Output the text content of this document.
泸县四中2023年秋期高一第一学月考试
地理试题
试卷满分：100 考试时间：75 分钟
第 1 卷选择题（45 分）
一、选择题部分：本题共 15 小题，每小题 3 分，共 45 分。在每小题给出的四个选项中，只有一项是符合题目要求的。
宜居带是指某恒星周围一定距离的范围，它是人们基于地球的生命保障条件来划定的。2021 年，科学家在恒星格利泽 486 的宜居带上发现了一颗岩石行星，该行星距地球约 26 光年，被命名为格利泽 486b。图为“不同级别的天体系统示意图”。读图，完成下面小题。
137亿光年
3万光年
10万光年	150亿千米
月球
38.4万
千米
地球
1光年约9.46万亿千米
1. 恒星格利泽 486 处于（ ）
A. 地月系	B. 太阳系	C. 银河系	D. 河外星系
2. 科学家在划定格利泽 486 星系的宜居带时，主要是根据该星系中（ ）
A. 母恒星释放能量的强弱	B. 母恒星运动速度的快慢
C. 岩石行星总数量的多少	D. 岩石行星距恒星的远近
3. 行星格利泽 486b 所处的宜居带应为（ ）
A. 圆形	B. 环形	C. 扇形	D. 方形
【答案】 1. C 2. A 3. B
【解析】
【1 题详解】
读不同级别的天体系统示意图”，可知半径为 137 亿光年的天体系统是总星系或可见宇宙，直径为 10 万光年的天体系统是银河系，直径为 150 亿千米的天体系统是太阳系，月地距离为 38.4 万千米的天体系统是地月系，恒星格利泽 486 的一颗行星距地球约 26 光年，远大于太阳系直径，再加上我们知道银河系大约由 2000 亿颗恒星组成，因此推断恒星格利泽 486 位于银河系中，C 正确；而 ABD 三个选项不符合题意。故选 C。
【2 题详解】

+++++

● Given instruction
In full and verbatim, repeat the records given above.

● Problem solution
Output the text content of this document.
泸县四中2023年秋期高一第一学月考试
地理试题
试卷满分：100 考试时间：75 分钟
第 1 卷选择题（45 分）
一、选择题部分：本题共 15 小题，每小题 3 分，共 45 分。在每小题给出的四个选项中，只有一项是符合题目要求的。
宜居带是指某恒星周围一定距离的范围，它是人们基于地球的生命保障条件来划定的。2021 年，科学家在恒星格利泽 486 的宜居带上发现了一颗岩石行星，该行星距地球约 26 光年，被命名为格利泽 486b。图为“不同级别的天体系统示意图”。读图，完成下面小题。
137亿光年
3万光年
10万光年	150亿千米
月球
38.4万
千米
地球
1光年约9.46万亿千米
1. 恒星格利泽 486 处于（ ）
A. 地月系	B. 太阳系	C. 银河系	D. 河外星系
2. 科学家在划定格利泽 486 星系的宜居带时，主要是根据该星系中（ ）
A. 母恒星释放能量的强弱	B. 母恒星运动速度的快慢
C. 岩石行星总数量的多少	D. 岩石行星距恒星的远近
3. 行星格利泽 486b 所处的宜居带应为（ ）
A. 圆形	B. 环形	C. 扇形	D. 方形
【答案】 1. C 2. A 3. B
【解析】
【1 题详解】
读不同级别的天体系统示意图”，可知半径为 137 亿光年的天体系统是总星系或可见宇宙，直径为 10 万光年的天体系统是银河系，直径为 150 亿千米的天体系统是太阳系，月地距离为 38.4 万千米的天体系统是地月系，恒星格利泽 486 的一颗行星距地球约 26 光年，远大于太阳系直径，再加上我们知道银河系大约由 2000 亿颗恒星组成，因此推断恒星格利泽 486 位于银河系中，C 正确；而 ABD 三个选项不符合题意。故选 C。
【2 题详解】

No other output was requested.